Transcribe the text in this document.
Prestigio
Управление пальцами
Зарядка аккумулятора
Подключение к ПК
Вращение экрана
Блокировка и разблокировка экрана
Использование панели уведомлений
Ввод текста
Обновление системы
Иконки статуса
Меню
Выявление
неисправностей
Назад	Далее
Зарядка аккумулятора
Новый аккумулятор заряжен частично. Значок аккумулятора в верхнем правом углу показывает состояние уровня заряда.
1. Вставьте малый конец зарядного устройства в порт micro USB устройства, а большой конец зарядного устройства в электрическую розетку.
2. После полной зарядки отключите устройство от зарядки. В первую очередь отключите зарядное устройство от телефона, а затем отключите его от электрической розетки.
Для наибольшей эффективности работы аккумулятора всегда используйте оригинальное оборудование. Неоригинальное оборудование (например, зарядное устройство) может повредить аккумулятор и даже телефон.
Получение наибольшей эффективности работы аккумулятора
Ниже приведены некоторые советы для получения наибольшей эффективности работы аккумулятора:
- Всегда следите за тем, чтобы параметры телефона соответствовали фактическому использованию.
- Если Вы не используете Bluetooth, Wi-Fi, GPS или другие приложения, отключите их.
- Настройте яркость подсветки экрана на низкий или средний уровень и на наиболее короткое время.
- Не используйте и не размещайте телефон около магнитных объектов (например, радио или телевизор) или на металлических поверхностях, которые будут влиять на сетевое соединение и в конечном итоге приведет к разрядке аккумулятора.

...

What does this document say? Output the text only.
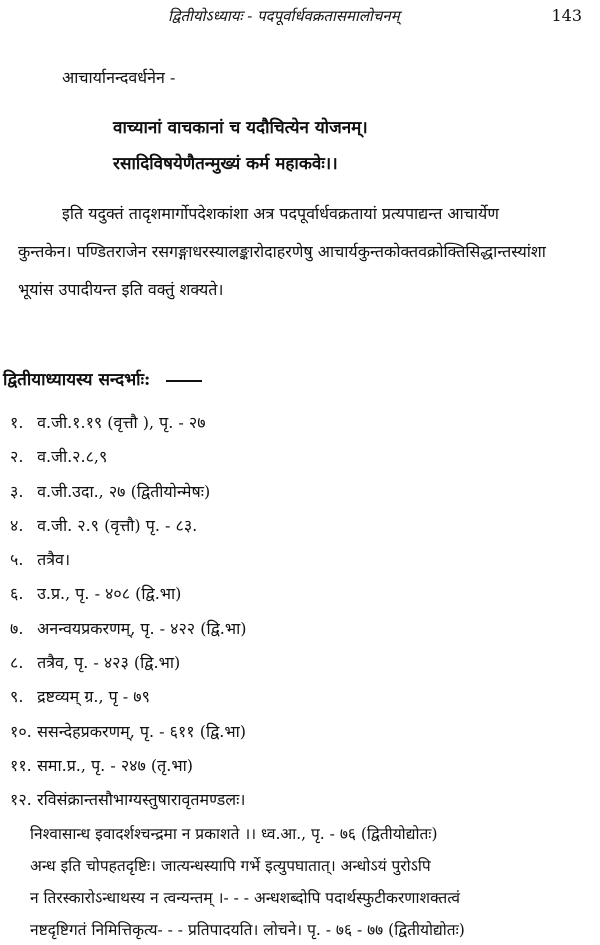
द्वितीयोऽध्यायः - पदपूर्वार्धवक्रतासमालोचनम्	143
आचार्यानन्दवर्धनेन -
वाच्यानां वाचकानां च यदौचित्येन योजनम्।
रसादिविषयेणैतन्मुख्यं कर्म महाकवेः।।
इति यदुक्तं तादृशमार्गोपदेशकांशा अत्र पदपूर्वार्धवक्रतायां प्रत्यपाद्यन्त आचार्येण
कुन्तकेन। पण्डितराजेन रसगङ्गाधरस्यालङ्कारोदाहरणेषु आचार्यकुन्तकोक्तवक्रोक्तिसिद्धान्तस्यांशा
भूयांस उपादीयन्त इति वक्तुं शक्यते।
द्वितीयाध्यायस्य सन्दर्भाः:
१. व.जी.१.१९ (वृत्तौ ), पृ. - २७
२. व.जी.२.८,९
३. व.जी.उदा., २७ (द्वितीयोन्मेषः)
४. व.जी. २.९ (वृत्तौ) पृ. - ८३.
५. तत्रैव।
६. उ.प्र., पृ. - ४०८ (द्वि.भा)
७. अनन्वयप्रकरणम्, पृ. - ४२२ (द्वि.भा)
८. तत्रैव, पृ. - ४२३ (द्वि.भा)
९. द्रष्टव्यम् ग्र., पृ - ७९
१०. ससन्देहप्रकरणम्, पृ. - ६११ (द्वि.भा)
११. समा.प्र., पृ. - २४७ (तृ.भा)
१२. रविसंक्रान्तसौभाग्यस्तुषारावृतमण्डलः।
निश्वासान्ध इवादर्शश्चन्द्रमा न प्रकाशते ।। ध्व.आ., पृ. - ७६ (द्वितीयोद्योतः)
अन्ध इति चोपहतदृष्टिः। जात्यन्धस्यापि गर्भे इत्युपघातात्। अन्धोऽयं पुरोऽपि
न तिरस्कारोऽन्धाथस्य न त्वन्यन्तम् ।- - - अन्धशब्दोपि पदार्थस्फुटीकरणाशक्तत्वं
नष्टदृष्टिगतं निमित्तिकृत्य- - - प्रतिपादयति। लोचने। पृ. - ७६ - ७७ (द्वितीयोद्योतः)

* * *

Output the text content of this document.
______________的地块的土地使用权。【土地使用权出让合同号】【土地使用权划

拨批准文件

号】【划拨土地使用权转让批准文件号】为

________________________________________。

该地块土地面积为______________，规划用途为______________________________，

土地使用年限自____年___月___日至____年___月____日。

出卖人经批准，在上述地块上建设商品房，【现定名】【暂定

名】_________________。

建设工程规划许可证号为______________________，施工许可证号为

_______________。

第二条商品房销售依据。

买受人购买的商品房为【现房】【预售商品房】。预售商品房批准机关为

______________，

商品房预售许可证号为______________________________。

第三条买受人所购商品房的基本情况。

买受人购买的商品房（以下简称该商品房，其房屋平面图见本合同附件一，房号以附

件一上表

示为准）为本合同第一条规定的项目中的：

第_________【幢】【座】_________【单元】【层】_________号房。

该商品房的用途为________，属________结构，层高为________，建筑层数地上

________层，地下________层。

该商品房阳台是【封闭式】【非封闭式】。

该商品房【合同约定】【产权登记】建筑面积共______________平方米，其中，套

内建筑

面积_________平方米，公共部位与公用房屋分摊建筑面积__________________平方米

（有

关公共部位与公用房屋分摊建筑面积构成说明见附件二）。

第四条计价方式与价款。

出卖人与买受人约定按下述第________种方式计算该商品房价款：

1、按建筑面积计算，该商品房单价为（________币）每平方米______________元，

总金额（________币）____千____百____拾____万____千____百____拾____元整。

Exercise
Read through the data and copy every line where "зарядное" shows up.

Written response
2. После полной зарядки отключите устройство от зарядки. В первую очередь отключите зарядное устройство от телефона, а затем отключите его от электрической розетки.
Для наибольшей эффективности работы аккумулятора всегда используйте оригинальное оборудование. Неоригинальное оборудование (например, зарядное устройство) может повредить аккумулятор и даже телефон.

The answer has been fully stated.